Data for processing:
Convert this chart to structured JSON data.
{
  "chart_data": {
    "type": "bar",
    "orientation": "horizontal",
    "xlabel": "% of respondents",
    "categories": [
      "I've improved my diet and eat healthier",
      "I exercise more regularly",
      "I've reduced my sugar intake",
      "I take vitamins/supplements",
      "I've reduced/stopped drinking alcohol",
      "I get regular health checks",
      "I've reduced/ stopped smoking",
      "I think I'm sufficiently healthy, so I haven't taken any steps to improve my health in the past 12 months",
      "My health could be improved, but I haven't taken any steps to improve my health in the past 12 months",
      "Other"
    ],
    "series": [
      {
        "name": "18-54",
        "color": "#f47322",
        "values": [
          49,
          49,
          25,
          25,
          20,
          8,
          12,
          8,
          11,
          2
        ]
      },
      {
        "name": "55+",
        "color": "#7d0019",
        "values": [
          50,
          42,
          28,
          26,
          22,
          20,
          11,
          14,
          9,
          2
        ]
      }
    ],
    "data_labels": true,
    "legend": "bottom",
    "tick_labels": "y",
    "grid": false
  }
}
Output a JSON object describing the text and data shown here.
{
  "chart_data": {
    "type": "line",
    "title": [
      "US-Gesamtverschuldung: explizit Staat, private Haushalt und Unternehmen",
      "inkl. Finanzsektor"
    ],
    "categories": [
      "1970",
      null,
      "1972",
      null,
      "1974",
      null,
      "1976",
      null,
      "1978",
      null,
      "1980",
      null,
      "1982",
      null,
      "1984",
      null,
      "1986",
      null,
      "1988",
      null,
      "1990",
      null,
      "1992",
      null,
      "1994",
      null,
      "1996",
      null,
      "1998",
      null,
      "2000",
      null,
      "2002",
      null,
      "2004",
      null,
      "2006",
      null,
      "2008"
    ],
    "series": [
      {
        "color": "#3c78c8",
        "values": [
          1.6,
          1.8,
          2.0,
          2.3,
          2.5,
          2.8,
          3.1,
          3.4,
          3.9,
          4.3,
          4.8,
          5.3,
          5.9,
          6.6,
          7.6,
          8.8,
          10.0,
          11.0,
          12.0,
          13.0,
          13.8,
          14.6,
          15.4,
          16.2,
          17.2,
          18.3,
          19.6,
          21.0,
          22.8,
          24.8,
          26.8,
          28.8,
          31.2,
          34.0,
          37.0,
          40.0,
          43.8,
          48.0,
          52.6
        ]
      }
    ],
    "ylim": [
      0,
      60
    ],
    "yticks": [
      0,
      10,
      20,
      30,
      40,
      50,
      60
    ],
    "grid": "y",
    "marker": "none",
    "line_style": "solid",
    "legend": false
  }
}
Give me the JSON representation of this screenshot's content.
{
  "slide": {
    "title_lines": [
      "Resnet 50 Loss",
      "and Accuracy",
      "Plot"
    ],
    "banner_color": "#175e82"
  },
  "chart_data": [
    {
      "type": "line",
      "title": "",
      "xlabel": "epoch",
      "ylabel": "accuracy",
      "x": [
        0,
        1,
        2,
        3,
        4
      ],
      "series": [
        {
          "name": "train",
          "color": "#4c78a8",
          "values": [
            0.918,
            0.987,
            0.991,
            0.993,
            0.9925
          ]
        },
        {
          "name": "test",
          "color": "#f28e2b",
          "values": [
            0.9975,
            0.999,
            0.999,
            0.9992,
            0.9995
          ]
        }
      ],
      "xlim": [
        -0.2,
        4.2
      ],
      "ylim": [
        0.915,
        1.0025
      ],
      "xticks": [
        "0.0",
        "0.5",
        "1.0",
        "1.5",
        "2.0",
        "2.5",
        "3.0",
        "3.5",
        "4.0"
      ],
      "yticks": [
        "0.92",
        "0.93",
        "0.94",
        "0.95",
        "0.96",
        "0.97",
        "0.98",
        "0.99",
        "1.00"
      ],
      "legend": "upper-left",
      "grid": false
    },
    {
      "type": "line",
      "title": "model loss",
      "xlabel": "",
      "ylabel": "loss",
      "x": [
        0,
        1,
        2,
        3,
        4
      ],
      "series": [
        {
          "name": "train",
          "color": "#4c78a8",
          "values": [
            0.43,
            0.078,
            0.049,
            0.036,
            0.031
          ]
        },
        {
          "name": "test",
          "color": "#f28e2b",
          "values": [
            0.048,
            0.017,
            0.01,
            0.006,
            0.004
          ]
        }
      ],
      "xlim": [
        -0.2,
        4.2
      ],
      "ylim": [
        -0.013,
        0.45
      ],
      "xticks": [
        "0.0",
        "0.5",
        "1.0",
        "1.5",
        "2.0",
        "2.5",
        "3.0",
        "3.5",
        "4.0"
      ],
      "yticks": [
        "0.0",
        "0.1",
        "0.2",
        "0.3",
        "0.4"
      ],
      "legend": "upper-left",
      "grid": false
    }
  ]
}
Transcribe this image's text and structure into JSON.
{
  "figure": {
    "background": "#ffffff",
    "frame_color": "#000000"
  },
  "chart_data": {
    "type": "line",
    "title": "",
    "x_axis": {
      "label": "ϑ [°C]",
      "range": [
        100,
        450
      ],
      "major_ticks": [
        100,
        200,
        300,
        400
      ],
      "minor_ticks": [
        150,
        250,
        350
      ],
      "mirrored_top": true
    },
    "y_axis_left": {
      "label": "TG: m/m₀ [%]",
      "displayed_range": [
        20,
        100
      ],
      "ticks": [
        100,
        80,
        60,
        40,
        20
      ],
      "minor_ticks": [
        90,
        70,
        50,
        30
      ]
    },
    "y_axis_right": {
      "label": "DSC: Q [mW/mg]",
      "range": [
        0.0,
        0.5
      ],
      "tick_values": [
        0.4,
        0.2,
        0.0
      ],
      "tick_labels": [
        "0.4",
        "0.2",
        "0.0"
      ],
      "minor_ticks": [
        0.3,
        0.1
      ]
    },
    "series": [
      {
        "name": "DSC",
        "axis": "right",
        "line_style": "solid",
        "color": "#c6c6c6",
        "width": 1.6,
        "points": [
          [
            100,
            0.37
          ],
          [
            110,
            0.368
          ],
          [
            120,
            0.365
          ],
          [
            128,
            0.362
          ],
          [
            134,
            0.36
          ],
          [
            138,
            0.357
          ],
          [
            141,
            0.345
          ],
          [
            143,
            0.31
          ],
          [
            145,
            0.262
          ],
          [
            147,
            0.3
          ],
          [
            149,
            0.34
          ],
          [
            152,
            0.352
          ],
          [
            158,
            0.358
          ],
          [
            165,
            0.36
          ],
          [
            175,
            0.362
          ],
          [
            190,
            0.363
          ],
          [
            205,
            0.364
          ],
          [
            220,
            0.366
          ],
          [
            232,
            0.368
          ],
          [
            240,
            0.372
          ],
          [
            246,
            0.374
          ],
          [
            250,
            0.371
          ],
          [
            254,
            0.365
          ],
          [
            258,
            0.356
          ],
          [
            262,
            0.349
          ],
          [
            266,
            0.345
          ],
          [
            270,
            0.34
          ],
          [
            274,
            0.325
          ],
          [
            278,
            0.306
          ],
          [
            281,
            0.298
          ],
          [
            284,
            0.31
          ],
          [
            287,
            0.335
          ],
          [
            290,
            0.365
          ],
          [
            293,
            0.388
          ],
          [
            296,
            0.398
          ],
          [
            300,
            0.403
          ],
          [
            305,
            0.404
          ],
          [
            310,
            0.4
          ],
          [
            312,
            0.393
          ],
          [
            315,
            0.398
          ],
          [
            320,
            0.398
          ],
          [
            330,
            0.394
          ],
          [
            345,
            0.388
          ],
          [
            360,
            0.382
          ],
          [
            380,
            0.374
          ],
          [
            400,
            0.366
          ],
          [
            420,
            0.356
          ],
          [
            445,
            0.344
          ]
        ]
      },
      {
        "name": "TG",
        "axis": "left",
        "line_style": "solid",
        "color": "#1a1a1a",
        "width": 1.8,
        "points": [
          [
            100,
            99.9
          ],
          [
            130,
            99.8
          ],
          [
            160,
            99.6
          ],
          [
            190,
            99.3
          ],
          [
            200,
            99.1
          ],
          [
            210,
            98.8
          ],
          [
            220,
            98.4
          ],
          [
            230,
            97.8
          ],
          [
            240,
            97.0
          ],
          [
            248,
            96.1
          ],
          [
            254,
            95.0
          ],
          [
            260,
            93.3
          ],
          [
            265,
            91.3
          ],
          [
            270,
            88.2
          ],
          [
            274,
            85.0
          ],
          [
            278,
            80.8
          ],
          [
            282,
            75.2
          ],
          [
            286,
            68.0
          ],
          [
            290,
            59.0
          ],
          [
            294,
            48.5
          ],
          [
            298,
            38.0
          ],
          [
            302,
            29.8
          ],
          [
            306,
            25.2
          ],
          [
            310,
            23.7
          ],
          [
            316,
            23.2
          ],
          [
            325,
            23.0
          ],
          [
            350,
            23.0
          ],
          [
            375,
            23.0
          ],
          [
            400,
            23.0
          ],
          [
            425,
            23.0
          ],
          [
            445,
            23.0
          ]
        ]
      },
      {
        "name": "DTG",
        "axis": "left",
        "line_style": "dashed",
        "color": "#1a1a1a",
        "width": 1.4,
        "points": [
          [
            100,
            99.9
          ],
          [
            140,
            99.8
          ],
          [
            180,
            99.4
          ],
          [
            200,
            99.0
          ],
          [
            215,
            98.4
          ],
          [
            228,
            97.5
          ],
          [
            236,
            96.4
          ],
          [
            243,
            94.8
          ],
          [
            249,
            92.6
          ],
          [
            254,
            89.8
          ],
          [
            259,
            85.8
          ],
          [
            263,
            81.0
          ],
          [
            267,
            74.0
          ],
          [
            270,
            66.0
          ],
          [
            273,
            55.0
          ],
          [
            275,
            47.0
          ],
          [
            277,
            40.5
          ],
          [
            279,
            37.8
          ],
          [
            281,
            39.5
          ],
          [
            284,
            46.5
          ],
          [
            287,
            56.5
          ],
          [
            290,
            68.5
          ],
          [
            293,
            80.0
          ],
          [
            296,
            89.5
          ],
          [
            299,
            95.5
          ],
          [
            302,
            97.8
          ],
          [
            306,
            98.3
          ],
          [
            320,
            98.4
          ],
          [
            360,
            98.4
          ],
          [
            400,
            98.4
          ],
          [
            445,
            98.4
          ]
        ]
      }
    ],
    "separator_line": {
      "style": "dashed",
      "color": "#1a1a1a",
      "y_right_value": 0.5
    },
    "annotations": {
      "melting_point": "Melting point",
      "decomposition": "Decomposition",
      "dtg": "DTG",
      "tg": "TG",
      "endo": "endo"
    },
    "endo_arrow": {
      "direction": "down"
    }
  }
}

Task description:
Identify lines with the string "reduced". Copy each one.

Solution to this exercise:
      "I've reduced my sugar intake",
      "I've reduced/stopped drinking alcohol",
      "I've reduced/ stopped smoking",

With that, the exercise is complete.